• _To be done_
Tally up how many lines in the listing below contain the string "Výtlačná", and give only the total.

BEGIN Records provided

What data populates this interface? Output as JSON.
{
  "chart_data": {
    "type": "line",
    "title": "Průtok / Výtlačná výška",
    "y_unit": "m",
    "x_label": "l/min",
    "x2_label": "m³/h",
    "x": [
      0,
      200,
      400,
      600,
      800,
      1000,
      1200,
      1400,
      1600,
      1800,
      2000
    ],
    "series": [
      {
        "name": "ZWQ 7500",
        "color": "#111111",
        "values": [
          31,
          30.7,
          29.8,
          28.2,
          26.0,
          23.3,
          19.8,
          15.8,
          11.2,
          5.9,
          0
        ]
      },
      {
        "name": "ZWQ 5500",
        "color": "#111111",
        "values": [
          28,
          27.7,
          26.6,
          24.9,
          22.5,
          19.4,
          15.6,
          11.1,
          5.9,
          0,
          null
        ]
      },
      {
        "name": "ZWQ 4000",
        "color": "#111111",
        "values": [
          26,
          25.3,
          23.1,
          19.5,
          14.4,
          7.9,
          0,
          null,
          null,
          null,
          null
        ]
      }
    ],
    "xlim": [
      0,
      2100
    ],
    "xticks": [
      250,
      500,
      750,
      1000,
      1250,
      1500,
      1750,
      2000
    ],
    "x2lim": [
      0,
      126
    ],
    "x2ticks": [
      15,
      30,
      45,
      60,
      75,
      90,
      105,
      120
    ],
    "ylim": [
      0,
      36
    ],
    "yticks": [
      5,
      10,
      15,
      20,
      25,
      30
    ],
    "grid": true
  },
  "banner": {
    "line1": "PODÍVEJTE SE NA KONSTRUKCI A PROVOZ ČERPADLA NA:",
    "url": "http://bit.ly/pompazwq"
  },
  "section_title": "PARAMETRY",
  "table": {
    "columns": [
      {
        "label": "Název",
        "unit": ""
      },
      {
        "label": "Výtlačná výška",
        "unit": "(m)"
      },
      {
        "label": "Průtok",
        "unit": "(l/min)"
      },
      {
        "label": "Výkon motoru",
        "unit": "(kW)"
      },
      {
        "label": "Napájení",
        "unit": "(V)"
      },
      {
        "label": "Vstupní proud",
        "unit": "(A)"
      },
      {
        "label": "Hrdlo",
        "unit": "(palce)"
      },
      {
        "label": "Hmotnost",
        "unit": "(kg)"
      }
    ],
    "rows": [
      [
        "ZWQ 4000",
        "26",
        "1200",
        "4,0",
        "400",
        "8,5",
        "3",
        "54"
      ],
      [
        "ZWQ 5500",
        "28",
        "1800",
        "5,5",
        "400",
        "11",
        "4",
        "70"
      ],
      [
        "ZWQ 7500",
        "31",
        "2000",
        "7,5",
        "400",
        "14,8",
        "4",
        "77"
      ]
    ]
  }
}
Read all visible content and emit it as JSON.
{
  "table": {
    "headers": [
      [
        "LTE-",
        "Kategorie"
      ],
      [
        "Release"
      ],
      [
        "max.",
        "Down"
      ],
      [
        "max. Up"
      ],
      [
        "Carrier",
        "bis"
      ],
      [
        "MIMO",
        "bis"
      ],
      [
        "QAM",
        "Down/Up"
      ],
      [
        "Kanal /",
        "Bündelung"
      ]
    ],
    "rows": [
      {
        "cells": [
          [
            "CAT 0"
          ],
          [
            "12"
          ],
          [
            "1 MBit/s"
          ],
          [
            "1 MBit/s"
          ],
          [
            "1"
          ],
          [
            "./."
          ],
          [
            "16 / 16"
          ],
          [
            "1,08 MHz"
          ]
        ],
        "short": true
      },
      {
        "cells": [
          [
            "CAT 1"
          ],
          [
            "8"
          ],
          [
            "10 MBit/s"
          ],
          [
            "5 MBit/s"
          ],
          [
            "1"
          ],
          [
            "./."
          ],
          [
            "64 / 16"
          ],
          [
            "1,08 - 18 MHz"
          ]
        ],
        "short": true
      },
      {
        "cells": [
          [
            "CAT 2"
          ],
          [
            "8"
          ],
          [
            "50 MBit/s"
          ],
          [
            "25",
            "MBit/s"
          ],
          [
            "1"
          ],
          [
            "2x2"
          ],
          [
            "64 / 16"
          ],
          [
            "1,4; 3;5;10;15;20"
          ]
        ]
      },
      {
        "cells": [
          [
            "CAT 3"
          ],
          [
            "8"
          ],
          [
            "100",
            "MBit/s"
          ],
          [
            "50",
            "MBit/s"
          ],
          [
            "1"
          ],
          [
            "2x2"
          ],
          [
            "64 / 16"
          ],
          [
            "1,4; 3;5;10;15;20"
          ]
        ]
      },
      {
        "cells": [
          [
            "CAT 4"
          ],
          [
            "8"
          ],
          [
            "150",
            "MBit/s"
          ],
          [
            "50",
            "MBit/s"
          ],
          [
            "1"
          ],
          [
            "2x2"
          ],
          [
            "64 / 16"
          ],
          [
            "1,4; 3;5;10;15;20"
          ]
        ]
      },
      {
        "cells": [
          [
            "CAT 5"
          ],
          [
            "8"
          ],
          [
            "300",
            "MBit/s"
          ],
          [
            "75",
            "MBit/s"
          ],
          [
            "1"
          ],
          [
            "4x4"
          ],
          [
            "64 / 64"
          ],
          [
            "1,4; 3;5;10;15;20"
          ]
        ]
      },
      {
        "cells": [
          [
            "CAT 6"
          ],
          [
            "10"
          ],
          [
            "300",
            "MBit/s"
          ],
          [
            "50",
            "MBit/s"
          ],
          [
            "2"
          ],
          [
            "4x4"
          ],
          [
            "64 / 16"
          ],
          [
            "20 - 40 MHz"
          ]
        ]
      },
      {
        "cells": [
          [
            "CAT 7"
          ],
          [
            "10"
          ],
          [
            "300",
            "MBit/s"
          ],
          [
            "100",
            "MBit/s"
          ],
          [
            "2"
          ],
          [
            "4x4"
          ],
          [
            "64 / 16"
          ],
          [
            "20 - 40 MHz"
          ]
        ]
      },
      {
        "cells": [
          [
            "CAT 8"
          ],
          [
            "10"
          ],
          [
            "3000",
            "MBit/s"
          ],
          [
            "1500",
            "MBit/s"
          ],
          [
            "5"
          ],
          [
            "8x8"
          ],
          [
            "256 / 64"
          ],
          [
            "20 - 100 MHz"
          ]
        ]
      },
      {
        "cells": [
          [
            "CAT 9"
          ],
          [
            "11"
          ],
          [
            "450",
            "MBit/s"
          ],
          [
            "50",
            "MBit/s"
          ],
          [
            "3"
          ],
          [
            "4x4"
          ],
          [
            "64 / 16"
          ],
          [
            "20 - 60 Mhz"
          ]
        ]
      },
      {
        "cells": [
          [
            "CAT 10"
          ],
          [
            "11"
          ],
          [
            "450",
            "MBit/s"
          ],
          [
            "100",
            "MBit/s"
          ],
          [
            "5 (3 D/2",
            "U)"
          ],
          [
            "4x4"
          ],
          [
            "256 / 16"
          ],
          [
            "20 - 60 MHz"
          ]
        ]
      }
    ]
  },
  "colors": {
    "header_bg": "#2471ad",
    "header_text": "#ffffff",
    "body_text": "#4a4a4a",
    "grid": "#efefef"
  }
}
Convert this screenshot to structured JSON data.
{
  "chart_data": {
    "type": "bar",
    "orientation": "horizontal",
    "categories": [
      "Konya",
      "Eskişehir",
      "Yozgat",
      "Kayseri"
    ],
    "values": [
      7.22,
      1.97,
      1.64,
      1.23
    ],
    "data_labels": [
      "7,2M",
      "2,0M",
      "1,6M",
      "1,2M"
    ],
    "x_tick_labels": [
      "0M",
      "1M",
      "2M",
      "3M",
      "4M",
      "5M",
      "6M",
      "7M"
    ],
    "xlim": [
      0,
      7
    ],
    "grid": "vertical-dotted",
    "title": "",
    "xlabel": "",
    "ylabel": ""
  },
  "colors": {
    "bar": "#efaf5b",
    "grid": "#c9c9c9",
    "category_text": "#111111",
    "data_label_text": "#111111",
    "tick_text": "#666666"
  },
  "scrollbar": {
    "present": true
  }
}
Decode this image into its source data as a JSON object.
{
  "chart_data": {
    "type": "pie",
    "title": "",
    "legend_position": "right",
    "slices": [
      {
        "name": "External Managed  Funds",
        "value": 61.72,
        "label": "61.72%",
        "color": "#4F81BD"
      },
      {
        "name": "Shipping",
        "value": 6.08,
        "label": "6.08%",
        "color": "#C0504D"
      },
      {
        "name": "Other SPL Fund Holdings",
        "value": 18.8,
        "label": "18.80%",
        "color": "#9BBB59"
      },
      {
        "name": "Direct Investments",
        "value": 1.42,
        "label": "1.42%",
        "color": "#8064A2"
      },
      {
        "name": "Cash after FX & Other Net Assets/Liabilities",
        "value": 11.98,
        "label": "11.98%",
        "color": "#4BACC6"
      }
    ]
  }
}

END Records provided

• _Output below_
2